> Brief:
Return all lines from the listing below in which the string "ylabel" occurs.

=== Records shown ===

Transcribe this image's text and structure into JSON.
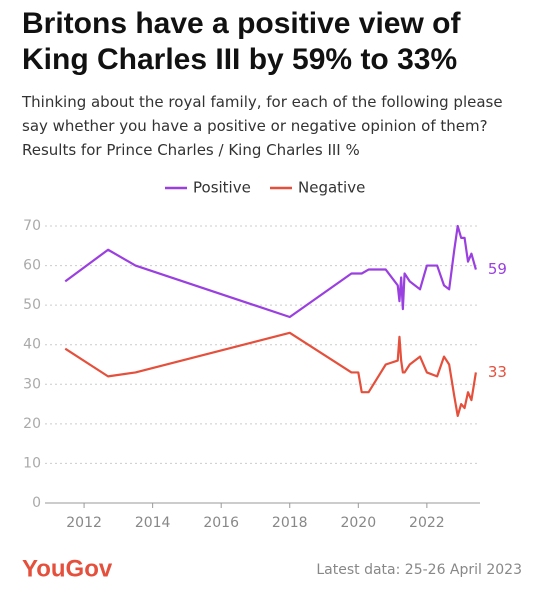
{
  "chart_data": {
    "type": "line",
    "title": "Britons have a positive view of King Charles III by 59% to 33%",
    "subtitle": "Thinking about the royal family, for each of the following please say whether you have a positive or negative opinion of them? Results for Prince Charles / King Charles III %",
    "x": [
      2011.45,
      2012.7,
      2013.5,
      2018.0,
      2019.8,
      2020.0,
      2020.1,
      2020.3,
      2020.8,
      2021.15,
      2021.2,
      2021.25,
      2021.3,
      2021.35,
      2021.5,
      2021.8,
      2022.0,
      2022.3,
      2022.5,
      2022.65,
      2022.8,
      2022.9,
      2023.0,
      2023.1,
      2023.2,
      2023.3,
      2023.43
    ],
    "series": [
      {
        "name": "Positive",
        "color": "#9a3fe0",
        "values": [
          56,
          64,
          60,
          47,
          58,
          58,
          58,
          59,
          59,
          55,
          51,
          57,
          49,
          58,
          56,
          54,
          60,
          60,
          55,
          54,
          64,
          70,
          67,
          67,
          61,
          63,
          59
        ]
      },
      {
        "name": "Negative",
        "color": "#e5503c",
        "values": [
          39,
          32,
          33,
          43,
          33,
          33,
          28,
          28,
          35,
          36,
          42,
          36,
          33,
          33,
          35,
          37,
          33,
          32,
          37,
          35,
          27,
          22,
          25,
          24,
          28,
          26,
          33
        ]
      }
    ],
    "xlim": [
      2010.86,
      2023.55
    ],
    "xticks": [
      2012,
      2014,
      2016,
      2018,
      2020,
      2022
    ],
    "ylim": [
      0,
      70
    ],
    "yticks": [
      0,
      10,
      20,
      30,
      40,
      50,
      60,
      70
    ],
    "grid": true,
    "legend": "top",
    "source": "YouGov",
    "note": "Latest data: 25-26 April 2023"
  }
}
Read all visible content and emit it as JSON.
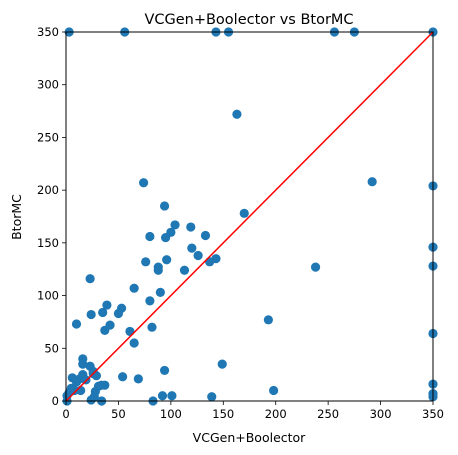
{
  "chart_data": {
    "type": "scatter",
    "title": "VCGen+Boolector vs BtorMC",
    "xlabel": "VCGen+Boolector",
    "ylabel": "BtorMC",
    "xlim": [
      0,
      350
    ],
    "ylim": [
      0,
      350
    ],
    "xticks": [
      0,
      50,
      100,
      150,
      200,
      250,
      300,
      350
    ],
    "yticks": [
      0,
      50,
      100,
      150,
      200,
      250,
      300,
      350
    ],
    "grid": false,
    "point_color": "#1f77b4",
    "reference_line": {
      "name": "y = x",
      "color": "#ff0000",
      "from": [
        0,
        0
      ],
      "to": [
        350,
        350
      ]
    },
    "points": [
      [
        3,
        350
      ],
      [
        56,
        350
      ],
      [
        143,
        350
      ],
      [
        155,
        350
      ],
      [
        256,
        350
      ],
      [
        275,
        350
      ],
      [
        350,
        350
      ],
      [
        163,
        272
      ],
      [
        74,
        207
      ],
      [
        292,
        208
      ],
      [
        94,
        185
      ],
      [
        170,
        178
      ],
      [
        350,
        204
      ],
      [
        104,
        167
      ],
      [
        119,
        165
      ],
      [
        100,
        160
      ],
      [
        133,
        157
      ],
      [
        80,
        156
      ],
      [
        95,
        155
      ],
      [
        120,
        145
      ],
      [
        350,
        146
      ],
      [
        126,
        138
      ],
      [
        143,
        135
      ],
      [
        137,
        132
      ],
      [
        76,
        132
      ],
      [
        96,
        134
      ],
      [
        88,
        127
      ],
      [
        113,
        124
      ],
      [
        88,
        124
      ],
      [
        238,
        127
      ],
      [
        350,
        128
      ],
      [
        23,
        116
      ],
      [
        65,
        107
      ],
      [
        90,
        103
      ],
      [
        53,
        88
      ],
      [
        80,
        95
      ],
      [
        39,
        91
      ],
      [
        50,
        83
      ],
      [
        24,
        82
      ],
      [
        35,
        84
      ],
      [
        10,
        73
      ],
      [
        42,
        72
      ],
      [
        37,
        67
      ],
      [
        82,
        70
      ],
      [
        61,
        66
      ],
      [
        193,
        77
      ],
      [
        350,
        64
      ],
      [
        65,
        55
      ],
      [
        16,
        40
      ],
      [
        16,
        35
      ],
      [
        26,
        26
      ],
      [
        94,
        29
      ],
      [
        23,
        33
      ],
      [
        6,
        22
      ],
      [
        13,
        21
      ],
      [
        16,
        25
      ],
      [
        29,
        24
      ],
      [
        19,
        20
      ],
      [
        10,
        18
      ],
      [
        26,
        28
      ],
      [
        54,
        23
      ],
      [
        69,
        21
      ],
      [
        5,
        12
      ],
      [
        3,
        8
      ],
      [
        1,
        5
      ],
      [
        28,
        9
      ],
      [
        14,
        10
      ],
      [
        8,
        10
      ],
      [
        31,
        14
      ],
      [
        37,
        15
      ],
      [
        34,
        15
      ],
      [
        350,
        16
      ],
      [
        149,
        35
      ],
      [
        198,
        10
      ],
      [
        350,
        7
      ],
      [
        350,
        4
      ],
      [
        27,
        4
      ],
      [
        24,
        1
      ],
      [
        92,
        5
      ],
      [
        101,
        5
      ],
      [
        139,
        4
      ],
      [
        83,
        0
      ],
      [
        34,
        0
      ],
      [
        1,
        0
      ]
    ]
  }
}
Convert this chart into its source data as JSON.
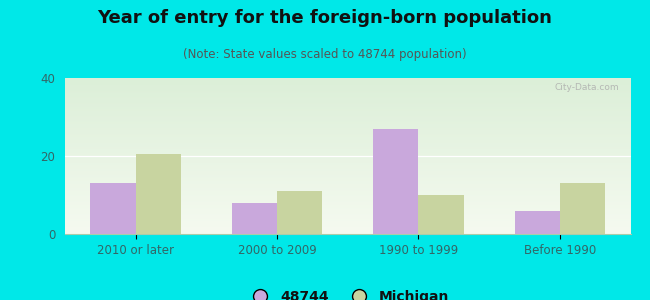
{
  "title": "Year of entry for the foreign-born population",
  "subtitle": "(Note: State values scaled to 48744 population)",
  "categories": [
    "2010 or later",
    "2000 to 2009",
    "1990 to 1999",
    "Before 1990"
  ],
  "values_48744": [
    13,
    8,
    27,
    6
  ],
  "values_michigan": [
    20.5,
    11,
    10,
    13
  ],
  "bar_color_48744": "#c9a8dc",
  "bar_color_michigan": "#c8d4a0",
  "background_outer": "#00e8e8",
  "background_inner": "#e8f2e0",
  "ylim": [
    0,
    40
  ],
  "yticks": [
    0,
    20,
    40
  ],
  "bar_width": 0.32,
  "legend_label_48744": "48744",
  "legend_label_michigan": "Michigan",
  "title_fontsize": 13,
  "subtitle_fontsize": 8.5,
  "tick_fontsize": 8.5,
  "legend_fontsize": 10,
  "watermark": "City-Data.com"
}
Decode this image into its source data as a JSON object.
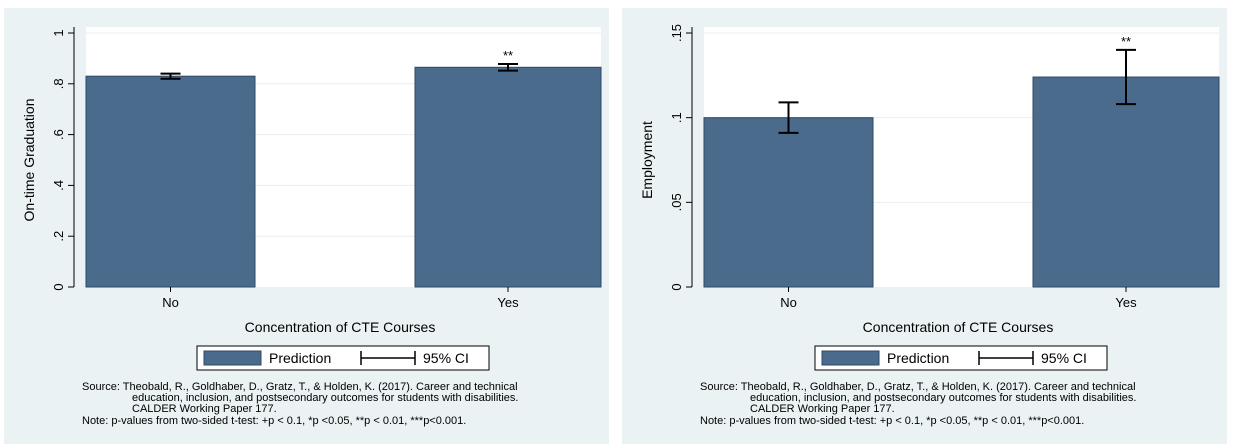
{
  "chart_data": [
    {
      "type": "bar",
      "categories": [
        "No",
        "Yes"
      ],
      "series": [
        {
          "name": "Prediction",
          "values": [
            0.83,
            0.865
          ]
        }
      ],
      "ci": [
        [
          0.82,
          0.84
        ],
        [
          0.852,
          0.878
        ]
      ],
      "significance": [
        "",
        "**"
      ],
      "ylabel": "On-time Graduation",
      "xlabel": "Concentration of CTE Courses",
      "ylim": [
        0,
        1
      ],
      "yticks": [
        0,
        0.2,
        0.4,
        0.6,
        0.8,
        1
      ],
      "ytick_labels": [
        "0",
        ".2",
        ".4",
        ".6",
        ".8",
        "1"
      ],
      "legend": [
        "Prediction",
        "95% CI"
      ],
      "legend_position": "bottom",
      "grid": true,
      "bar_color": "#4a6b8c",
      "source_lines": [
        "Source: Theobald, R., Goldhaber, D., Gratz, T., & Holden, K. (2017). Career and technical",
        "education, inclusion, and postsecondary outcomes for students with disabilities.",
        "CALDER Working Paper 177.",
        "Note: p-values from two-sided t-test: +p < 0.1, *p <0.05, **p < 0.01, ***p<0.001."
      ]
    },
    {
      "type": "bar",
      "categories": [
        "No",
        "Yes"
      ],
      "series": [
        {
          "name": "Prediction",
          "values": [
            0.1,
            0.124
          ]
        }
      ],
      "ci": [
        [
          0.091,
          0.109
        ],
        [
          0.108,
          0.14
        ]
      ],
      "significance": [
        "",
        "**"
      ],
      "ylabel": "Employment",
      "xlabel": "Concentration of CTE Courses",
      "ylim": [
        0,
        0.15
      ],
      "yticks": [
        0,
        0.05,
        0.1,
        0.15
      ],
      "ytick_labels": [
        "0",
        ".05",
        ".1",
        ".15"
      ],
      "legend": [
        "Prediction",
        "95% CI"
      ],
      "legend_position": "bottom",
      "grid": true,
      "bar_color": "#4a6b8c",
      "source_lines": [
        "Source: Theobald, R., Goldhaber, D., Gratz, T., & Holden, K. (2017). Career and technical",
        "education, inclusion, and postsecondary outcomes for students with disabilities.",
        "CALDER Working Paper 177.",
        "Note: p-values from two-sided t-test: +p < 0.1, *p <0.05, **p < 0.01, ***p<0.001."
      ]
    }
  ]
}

===

> Written response:
    "ylabel": "BtorMC",
      "ylabel": "On-time Graduation",
      "ylabel": "Employment",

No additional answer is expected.